** TASK DETAILS **
Quote the full listing word for word.
+++
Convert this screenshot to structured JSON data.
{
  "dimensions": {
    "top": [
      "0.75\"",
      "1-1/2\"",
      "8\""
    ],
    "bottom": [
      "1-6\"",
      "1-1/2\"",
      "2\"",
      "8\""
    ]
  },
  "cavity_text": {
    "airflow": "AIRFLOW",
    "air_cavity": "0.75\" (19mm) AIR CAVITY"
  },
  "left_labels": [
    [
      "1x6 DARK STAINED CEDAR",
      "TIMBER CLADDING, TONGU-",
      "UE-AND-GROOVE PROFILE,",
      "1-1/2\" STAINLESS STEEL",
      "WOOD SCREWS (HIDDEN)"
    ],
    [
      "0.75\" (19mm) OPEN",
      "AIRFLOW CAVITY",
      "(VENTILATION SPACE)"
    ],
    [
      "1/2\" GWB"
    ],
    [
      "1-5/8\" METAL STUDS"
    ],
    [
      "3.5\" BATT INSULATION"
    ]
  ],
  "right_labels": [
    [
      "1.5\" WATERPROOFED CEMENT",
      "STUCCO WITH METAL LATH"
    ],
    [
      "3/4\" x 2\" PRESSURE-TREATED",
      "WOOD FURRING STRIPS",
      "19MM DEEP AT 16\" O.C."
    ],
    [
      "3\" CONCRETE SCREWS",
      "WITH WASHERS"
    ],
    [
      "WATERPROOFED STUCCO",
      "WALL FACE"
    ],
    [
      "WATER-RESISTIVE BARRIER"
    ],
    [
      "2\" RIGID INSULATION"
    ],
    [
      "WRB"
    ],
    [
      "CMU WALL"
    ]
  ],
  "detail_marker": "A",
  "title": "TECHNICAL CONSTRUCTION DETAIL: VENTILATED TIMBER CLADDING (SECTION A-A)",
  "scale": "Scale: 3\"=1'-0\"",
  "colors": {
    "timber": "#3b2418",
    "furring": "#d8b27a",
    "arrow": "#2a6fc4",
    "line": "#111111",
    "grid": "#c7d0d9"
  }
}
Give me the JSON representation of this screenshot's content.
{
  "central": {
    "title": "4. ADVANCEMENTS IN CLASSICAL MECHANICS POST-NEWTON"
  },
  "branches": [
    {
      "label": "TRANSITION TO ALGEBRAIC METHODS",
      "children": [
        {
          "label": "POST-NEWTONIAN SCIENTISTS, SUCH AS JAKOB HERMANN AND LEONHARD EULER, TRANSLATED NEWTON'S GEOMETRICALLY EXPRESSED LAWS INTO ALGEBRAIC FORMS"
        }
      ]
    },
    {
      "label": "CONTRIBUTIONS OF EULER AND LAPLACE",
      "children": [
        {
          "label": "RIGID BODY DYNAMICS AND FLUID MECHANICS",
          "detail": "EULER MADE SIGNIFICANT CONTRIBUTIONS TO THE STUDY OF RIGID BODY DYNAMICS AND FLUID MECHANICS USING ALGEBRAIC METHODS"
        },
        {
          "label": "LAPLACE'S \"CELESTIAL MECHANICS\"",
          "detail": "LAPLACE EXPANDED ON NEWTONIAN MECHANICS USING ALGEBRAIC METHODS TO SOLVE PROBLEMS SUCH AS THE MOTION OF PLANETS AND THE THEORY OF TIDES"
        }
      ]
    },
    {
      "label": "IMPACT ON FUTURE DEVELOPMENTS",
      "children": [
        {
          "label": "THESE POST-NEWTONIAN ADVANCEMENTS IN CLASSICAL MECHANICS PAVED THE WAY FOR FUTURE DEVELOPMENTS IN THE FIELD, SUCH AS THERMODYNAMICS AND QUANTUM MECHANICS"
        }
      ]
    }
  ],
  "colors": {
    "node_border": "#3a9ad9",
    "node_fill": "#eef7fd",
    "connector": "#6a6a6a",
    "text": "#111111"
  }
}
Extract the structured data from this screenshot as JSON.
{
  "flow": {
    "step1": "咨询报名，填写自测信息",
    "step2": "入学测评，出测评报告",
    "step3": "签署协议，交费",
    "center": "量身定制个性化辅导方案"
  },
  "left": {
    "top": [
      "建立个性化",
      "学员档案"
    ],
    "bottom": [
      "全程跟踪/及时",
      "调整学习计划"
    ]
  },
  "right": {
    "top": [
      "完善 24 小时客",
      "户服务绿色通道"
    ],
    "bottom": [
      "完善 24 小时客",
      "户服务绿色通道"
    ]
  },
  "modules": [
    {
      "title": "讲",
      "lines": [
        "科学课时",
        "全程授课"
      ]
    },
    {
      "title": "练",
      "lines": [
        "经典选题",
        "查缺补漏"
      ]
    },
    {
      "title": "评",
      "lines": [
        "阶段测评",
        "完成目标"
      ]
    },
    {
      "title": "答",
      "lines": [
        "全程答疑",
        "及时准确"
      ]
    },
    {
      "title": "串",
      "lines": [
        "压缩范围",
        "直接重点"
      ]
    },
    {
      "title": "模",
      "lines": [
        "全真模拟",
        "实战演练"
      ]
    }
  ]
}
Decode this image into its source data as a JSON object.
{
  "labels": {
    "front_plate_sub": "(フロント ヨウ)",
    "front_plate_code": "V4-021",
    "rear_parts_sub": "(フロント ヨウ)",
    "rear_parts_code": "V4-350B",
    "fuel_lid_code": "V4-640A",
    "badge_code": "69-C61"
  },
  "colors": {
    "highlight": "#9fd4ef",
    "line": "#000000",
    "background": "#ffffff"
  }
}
+++
** WRITTEN SOLUTION **
Convert this screenshot to structured JSON data.
{
  "dimensions": {
    "top": [
      "0.75\"",
      "1-1/2\"",
      "8\""
    ],
    "bottom": [
      "1-6\"",
      "1-1/2\"",
      "2\"",
      "8\""
    ]
  },
  "cavity_text": {
    "airflow": "AIRFLOW",
    "air_cavity": "0.75\" (19mm) AIR CAVITY"
  },
  "left_labels": [
    [
      "1x6 DARK STAINED CEDAR",
      "TIMBER CLADDING, TONGU-",
      "UE-AND-GROOVE PROFILE,",
      "1-1/2\" STAINLESS STEEL",
      "WOOD SCREWS (HIDDEN)"
    ],
    [
      "0.75\" (19mm) OPEN",
      "AIRFLOW CAVITY",
      "(VENTILATION SPACE)"
    ],
    [
      "1/2\" GWB"
    ],
    [
      "1-5/8\" METAL STUDS"
    ],
    [
      "3.5\" BATT INSULATION"
    ]
  ],
  "right_labels": [
    [
      "1.5\" WATERPROOFED CEMENT",
      "STUCCO WITH METAL LATH"
    ],
    [
      "3/4\" x 2\" PRESSURE-TREATED",
      "WOOD FURRING STRIPS",
      "19MM DEEP AT 16\" O.C."
    ],
    [
      "3\" CONCRETE SCREWS",
      "WITH WASHERS"
    ],
    [
      "WATERPROOFED STUCCO",
      "WALL FACE"
    ],
    [
      "WATER-RESISTIVE BARRIER"
    ],
    [
      "2\" RIGID INSULATION"
    ],
    [
      "WRB"
    ],
    [
      "CMU WALL"
    ]
  ],
  "detail_marker": "A",
  "title": "TECHNICAL CONSTRUCTION DETAIL: VENTILATED TIMBER CLADDING (SECTION A-A)",
  "scale": "Scale: 3\"=1'-0\"",
  "colors": {
    "timber": "#3b2418",
    "furring": "#d8b27a",
    "arrow": "#2a6fc4",
    "line": "#111111",
    "grid": "#c7d0d9"
  }
}
Give me the JSON representation of this screenshot's content.
{
  "central": {
    "title": "4. ADVANCEMENTS IN CLASSICAL MECHANICS POST-NEWTON"
  },
  "branches": [
    {
      "label": "TRANSITION TO ALGEBRAIC METHODS",
      "children": [
        {
          "label": "POST-NEWTONIAN SCIENTISTS, SUCH AS JAKOB HERMANN AND LEONHARD EULER, TRANSLATED NEWTON'S GEOMETRICALLY EXPRESSED LAWS INTO ALGEBRAIC FORMS"
        }
      ]
    },
    {
      "label": "CONTRIBUTIONS OF EULER AND LAPLACE",
      "children": [
        {
          "label": "RIGID BODY DYNAMICS AND FLUID MECHANICS",
          "detail": "EULER MADE SIGNIFICANT CONTRIBUTIONS TO THE STUDY OF RIGID BODY DYNAMICS AND FLUID MECHANICS USING ALGEBRAIC METHODS"
        },
        {
          "label": "LAPLACE'S \"CELESTIAL MECHANICS\"",
          "detail": "LAPLACE EXPANDED ON NEWTONIAN MECHANICS USING ALGEBRAIC METHODS TO SOLVE PROBLEMS SUCH AS THE MOTION OF PLANETS AND THE THEORY OF TIDES"
        }
      ]
    },
    {
      "label": "IMPACT ON FUTURE DEVELOPMENTS",
      "children": [
        {
          "label": "THESE POST-NEWTONIAN ADVANCEMENTS IN CLASSICAL MECHANICS PAVED THE WAY FOR FUTURE DEVELOPMENTS IN THE FIELD, SUCH AS THERMODYNAMICS AND QUANTUM MECHANICS"
        }
      ]
    }
  ],
  "colors": {
    "node_border": "#3a9ad9",
    "node_fill": "#eef7fd",
    "connector": "#6a6a6a",
    "text": "#111111"
  }
}
Extract the structured data from this screenshot as JSON.
{
  "flow": {
    "step1": "咨询报名，填写自测信息",
    "step2": "入学测评，出测评报告",
    "step3": "签署协议，交费",
    "center": "量身定制个性化辅导方案"
  },
  "left": {
    "top": [
      "建立个性化",
      "学员档案"
    ],
    "bottom": [
      "全程跟踪/及时",
      "调整学习计划"
    ]
  },
  "right": {
    "top": [
      "完善 24 小时客",
      "户服务绿色通道"
    ],
    "bottom": [
      "完善 24 小时客",
      "户服务绿色通道"
    ]
  },
  "modules": [
    {
      "title": "讲",
      "lines": [
        "科学课时",
        "全程授课"
      ]
    },
    {
      "title": "练",
      "lines": [
        "经典选题",
        "查缺补漏"
      ]
    },
    {
      "title": "评",
      "lines": [
        "阶段测评",
        "完成目标"
      ]
    },
    {
      "title": "答",
      "lines": [
        "全程答疑",
        "及时准确"
      ]
    },
    {
      "title": "串",
      "lines": [
        "压缩范围",
        "直接重点"
      ]
    },
    {
      "title": "模",
      "lines": [
        "全真模拟",
        "实战演练"
      ]
    }
  ]
}
Decode this image into its source data as a JSON object.
{
  "labels": {
    "front_plate_sub": "(フロント ヨウ)",
    "front_plate_code": "V4-021",
    "rear_parts_sub": "(フロント ヨウ)",
    "rear_parts_code": "V4-350B",
    "fuel_lid_code": "V4-640A",
    "badge_code": "69-C61"
  },
  "colors": {
    "highlight": "#9fd4ef",
    "line": "#000000",
    "background": "#ffffff"
  }
}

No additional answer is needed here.